[Dataset rows]
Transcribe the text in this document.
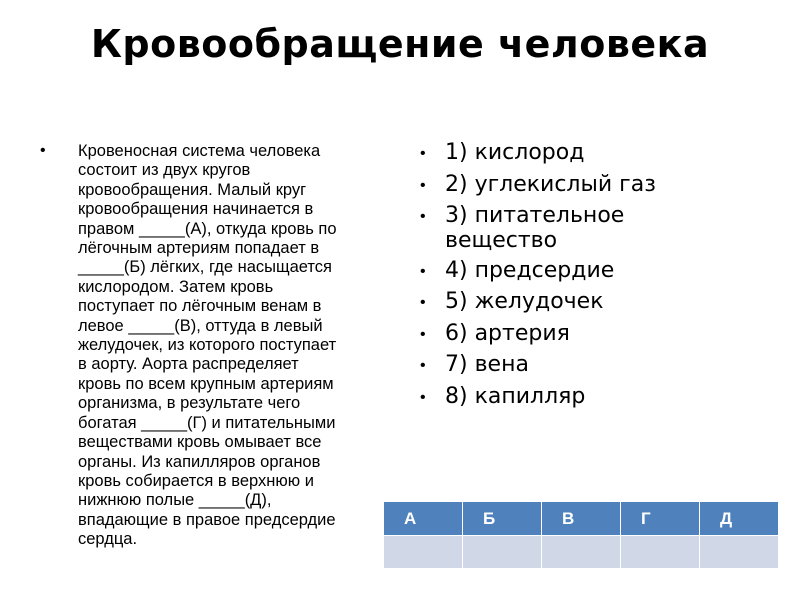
Кровообращение человека
•	Кровеносная система человека
состоит из двух кругов
кровообращения. Малый круг
кровообращения начинается в
правом _____(А), откуда кровь по
лёгочным артериям попадает в
_____(Б) лёгких, где насыщается
кислородом. Затем кровь
поступает по лёгочным венам в
левое _____(В), оттуда в левый
желудочек, из которого поступает
в аорту. Аорта распределяет
кровь по всем крупным артериям
организма, в результате чего
богатая _____(Г) и питательными
веществами кровь омывает все
органы. Из капилляров органов
кровь собирается в верхнюю и
нижнюю полые _____(Д),
впадающие в правое предсердие
сердца.

• 1) кислород
• 2) углекислый газ
• 3) питательное вещество
• 4) предсердие
• 5) желудочек
• 6) артерия
• 7) вена
• 8) капилляр
А	Б	В	Г	Д
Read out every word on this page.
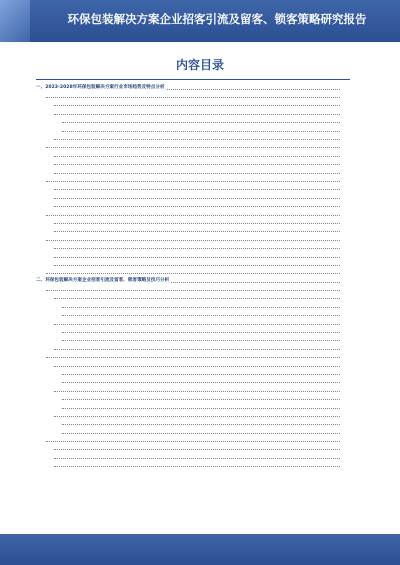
环保包装解决方案企业招客引流及留客、锁客策略研究报告
内容目录
一、2023-2028年环保包装解决方案行业市场趋势及特点分析
二、环保包装解决方案企业招客引流及留客、锁客策略及技巧分析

> _WHAT TO PRODUCE_:
Reproduce verbatim, and only, the lines starting at the one that contains "Read out every word on this page." and ending with the final line of the records; leave out the pictures.

> _PROBLEM SOLUTION_:
Read out every word on this page.
环保包装解决方案企业招客引流及留客、锁客策略研究报告
内容目录
一、2023-2028年环保包装解决方案行业市场趋势及特点分析
二、环保包装解决方案企业招客引流及留客、锁客策略及技巧分析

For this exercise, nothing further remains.